• _Fragmento del texto_:

************

En lo que sigue buscaré adentrarme mejor en esta cuestión advirtiendo una dimensión aporética de la representación moderna que conducirá a revisar la obra de Clausewitz y, de ese modo, pensar la actualidad y pertinencia de las reflexiones schmittianas sobre lo político.
La “extraña trinidad”
Siguiendo a Giuseppe Duso (2016), quien sostiene que la teología política schmittiana describe —como ninguna otra formulación— los elementos nodales de la representación despuntados por Thomas Hobbes, se puede afirmar que la política moderna encierra una aporía.
Para Duso, Schmitt no logra resolverla en términos conceptuales, como tampoco habilitar una renovación en el campo “de la praxis política” (2016, 65). El problema fundamental, en los términos del mencionado académico italiano, sería el siguiente:
La autoridad —el soberano— se produce por un proceso de autorización que lo constituye en representante, y entonces, en el único medio de expresión de la voluntad y de la acción del sujeto colectivo. Solo en este doble movimiento de la representación —que constituye desde abajo la autoridad y que desde arriba decide la ley—, es pensable el pueblo, una persona artificial constituida por muchos individuos. Por esto, se puede decir que la representación constituye el secreto de la soberanía. Sin representación no hay soberanía, y sin soberanía no hay sociedad política. Cuando se olvida esta matriz lógica de la soberanía moderna, se corre el riesgo de caer en una trampa, porque uno intenta liberarse del concepto de soberanía y de sus contradicciones a través de una concepción que entiende el poder como fundado desde abajo. Pero de este modo, no se hace sino repetir el momento genético de la soberanía y terminamos quedando prisioneros de sus mallas. (2016, 47).
No es aquí el lugar para comentar la salida que ensaya Duso para superar los límites de la Modernidad —que, por lo demás, no parece ser del todo consistente al mezclar cierta dimensión regulativa platónica, la noción foucaultiana de gobierno y el federalismo de Johannes Althusius—, aunque sí indicar que no es en el nivel de la resolución de la aporía donde es menester cuestionar a Schmitt, sino en el de su sostenimiento. Para decirlo claramente, Schmitt apela a la decisión no para resolver la aporía de la representación, sino para hacerla consistente.

************

• _Material proporcionado_:
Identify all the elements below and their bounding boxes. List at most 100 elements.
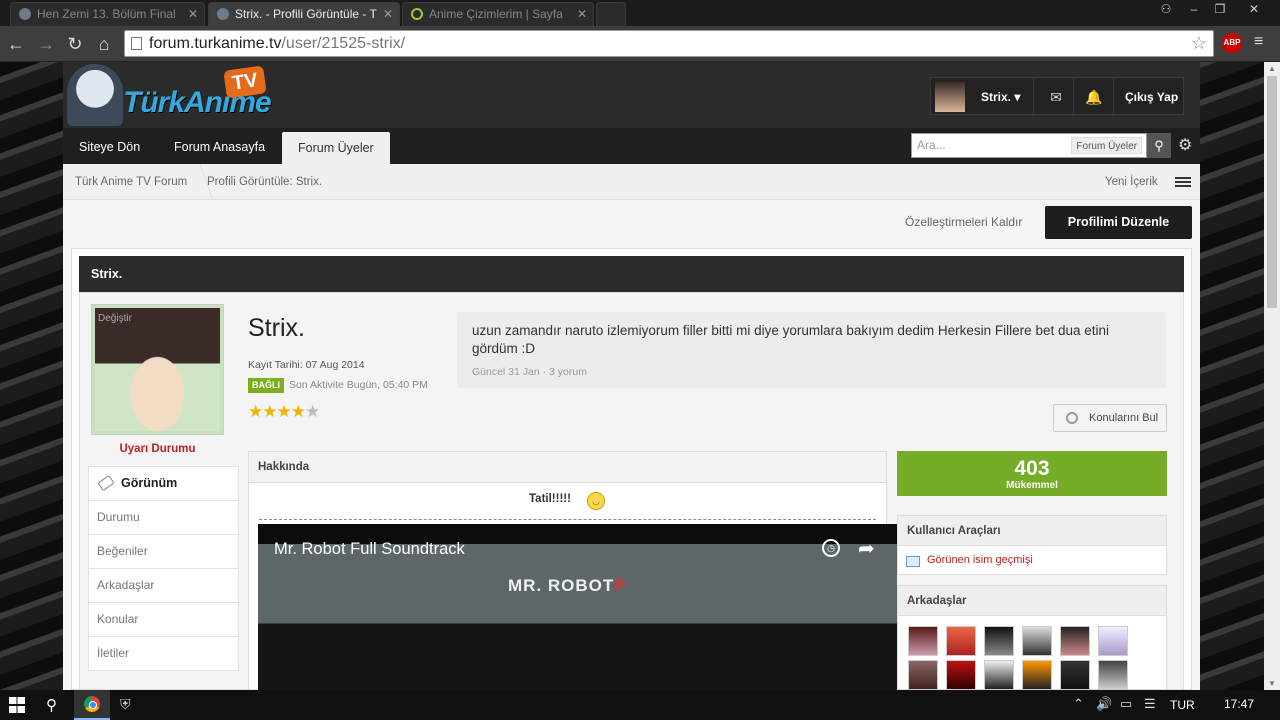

************

• _Tareas a realizar_:
a. Transcriba del fragmento del texto el pasaje que va desde "Siguiendo a Giuseppe" hasta "encierra una aporía.".
b. Según el fragmento del texto, ¿qué constituye el secreto de la soberanía?
c. Prosiga el texto sobre Schmitt y la aporía de la representación moderna a partir de su última oración.

• _Resultados por tarea_:
a.
Siguiendo a Giuseppe Duso (2016), quien sostiene que la teología política schmittiana describe —como ninguna otra formulación— los elementos nodales de la representación despuntados por Thomas Hobbes, se puede afirmar que la política moderna encierra una aporía.

b. La representación.

c.
Recuérdese: la decisión busca hacer congruente la heterogeneidad de toda sociedad o campo de representación. En este sentido, podríamos rastrear al menos cinco niveles de heterogeneidad que operan al interior de una unidad política: 1) aquel que se gesta entre la Idea y la interpretación de la Idea a manos del soberano; 2) entre el soberano como representante y sus representados; 3) entre el pueblo y la Idea; 4) al interior mismo del pueblo, y; 5) acaso el más general y destacable en un texto como El concepto de lo político, entre un espacio de representación y otro, es decir, entre amigos y enemigos10.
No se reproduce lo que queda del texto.